──────── Data for this task ────────

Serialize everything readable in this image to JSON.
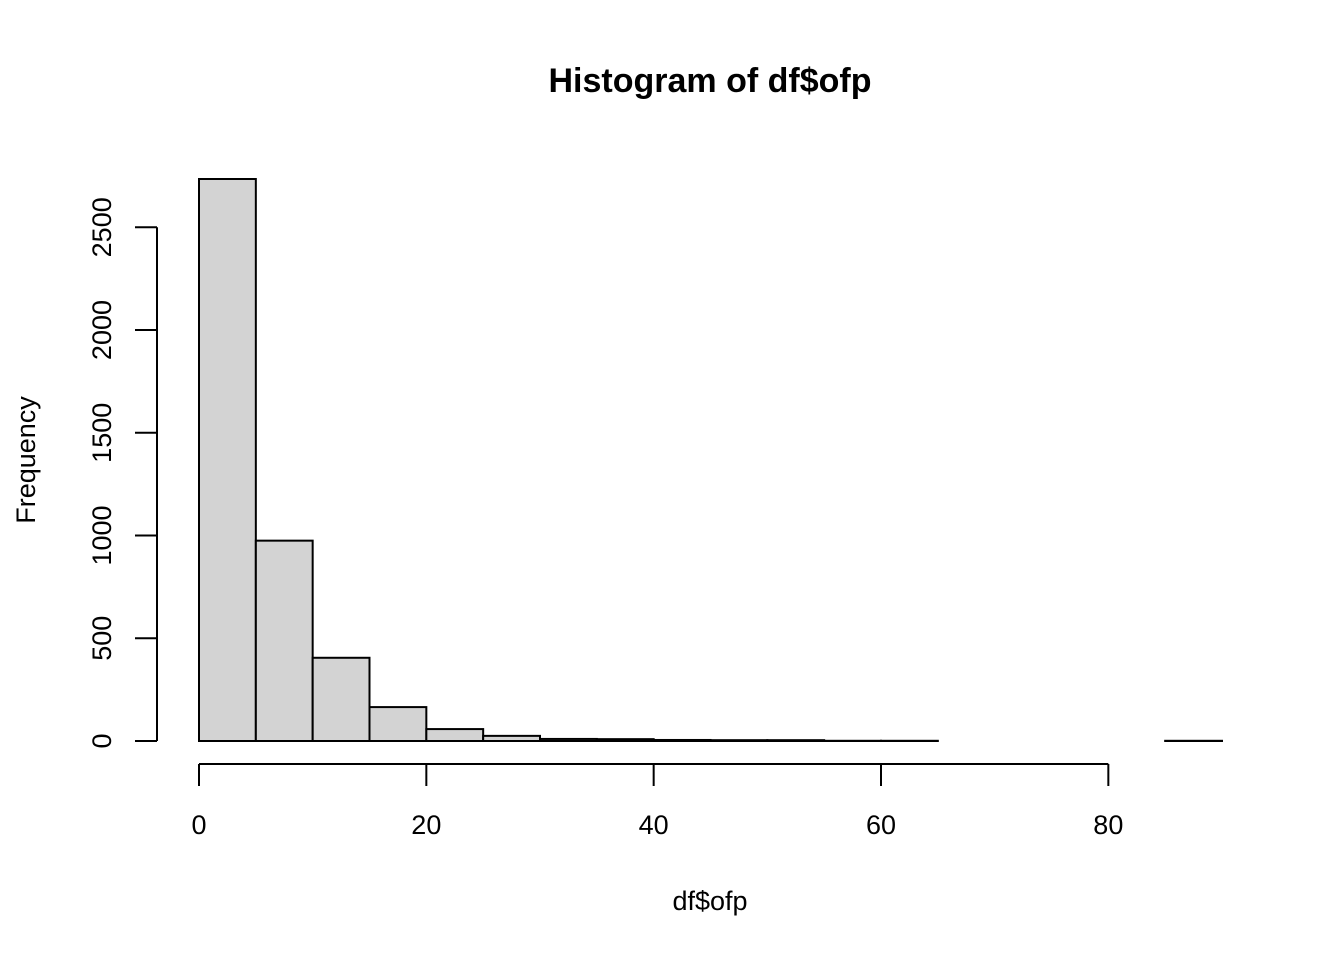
{
  "chart_data": {
    "type": "bar",
    "title": "Histogram of df$ofp",
    "xlabel": "df$ofp",
    "ylabel": "Frequency",
    "bins": [
      {
        "start": 0,
        "end": 5,
        "count": 2735
      },
      {
        "start": 5,
        "end": 10,
        "count": 975
      },
      {
        "start": 10,
        "end": 15,
        "count": 405
      },
      {
        "start": 15,
        "end": 20,
        "count": 165
      },
      {
        "start": 20,
        "end": 25,
        "count": 58
      },
      {
        "start": 25,
        "end": 30,
        "count": 25
      },
      {
        "start": 30,
        "end": 35,
        "count": 10
      },
      {
        "start": 35,
        "end": 40,
        "count": 9
      },
      {
        "start": 40,
        "end": 45,
        "count": 5
      },
      {
        "start": 45,
        "end": 50,
        "count": 4
      },
      {
        "start": 50,
        "end": 55,
        "count": 4
      },
      {
        "start": 55,
        "end": 60,
        "count": 1
      },
      {
        "start": 60,
        "end": 65,
        "count": 1
      },
      {
        "start": 65,
        "end": 70,
        "count": 0
      },
      {
        "start": 70,
        "end": 75,
        "count": 0
      },
      {
        "start": 75,
        "end": 80,
        "count": 0
      },
      {
        "start": 80,
        "end": 85,
        "count": 0
      },
      {
        "start": 85,
        "end": 90,
        "count": 1
      }
    ],
    "xlim": [
      0,
      90
    ],
    "ylim": [
      0,
      2735
    ],
    "x_ticks": [
      0,
      20,
      40,
      60,
      80
    ],
    "y_ticks": [
      0,
      500,
      1000,
      1500,
      2000,
      2500
    ],
    "grid": false,
    "bar_fill": "#d3d3d3",
    "bar_stroke": "#000000"
  }
}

────────

What is needed: Skipping the pictures, transcribe each line above exactly as it appears.

Task answer:
Serialize everything readable in this image to JSON.
{
  "chart_data": {
    "type": "bar",
    "title": "Histogram of df$ofp",
    "xlabel": "df$ofp",
    "ylabel": "Frequency",
    "bins": [
      {
        "start": 0,
        "end": 5,
        "count": 2735
      },
      {
        "start": 5,
        "end": 10,
        "count": 975
      },
      {
        "start": 10,
        "end": 15,
        "count": 405
      },
      {
        "start": 15,
        "end": 20,
        "count": 165
      },
      {
        "start": 20,
        "end": 25,
        "count": 58
      },
      {
        "start": 25,
        "end": 30,
        "count": 25
      },
      {
        "start": 30,
        "end": 35,
        "count": 10
      },
      {
        "start": 35,
        "end": 40,
        "count": 9
      },
      {
        "start": 40,
        "end": 45,
        "count": 5
      },
      {
        "start": 45,
        "end": 50,
        "count": 4
      },
      {
        "start": 50,
        "end": 55,
        "count": 4
      },
      {
        "start": 55,
        "end": 60,
        "count": 1
      },
      {
        "start": 60,
        "end": 65,
        "count": 1
      },
      {
        "start": 65,
        "end": 70,
        "count": 0
      },
      {
        "start": 70,
        "end": 75,
        "count": 0
      },
      {
        "start": 75,
        "end": 80,
        "count": 0
      },
      {
        "start": 80,
        "end": 85,
        "count": 0
      },
      {
        "start": 85,
        "end": 90,
        "count": 1
      }
    ],
    "xlim": [
      0,
      90
    ],
    "ylim": [
      0,
      2735
    ],
    "x_ticks": [
      0,
      20,
      40,
      60,
      80
    ],
    "y_ticks": [
      0,
      500,
      1000,
      1500,
      2000,
      2500
    ],
    "grid": false,
    "bar_fill": "#d3d3d3",
    "bar_stroke": "#000000"
  }
}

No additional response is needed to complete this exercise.